The lines to be copied are those below that contain "name".

****************

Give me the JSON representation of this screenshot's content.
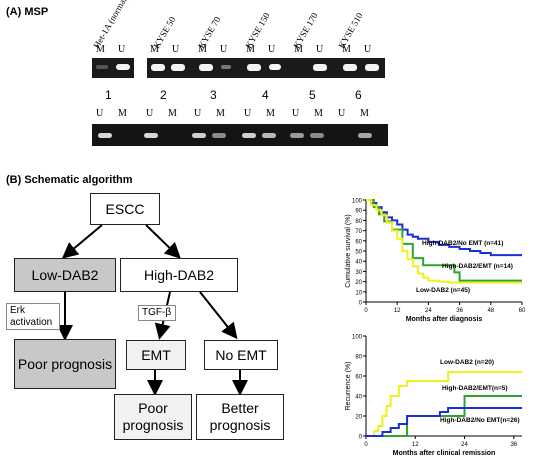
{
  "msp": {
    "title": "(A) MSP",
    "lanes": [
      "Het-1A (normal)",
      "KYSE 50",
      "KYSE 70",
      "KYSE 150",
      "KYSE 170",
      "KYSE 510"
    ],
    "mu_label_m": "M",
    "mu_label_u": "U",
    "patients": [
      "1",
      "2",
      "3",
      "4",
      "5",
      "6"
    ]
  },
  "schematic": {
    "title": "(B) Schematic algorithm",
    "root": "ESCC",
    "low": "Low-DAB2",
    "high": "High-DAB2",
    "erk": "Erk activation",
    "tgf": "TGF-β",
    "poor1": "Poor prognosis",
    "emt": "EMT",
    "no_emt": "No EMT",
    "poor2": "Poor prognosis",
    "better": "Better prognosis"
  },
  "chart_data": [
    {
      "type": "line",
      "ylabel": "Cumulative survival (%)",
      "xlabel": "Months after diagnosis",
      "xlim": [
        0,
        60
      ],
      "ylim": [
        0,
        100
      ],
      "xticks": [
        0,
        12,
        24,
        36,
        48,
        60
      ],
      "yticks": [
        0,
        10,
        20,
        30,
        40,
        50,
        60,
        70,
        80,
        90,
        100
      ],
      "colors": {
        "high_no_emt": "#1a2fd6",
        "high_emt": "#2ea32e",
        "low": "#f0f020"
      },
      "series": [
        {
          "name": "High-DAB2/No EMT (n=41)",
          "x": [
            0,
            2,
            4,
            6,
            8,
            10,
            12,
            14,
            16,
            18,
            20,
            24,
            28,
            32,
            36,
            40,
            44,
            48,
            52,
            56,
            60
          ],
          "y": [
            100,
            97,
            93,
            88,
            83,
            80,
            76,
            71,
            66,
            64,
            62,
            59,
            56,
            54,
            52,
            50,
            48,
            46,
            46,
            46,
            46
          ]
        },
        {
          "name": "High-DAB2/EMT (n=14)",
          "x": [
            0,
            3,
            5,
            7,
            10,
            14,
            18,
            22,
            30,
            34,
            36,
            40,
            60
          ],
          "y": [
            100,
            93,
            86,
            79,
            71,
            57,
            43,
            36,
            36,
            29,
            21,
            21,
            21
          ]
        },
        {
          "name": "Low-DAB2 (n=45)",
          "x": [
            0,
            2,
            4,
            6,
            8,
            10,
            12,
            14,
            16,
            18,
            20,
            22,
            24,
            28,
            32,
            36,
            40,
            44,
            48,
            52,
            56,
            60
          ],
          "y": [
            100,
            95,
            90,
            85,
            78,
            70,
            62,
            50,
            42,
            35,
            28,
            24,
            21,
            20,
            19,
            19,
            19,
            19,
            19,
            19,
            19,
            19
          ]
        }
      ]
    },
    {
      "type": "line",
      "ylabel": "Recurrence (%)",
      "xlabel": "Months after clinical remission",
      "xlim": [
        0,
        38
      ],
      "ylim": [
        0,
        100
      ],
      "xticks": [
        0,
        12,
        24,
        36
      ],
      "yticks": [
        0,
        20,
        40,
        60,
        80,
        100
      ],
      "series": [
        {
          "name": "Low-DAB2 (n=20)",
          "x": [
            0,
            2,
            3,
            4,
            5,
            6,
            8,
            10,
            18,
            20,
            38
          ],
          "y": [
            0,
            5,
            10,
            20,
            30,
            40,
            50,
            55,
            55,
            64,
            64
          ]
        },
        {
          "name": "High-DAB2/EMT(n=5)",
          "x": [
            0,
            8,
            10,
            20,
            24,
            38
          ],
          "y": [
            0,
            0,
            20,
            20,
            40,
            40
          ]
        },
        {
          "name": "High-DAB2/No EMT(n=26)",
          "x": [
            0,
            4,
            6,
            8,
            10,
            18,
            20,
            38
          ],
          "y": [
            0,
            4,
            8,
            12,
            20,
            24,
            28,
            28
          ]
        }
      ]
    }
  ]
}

****************

**Written response**
          "name": "High-DAB2/No EMT (n=41)",
          "name": "High-DAB2/EMT (n=14)",
          "name": "Low-DAB2 (n=45)",
          "name": "Low-DAB2 (n=20)",
          "name": "High-DAB2/EMT(n=5)",
          "name": "High-DAB2/No EMT(n=26)",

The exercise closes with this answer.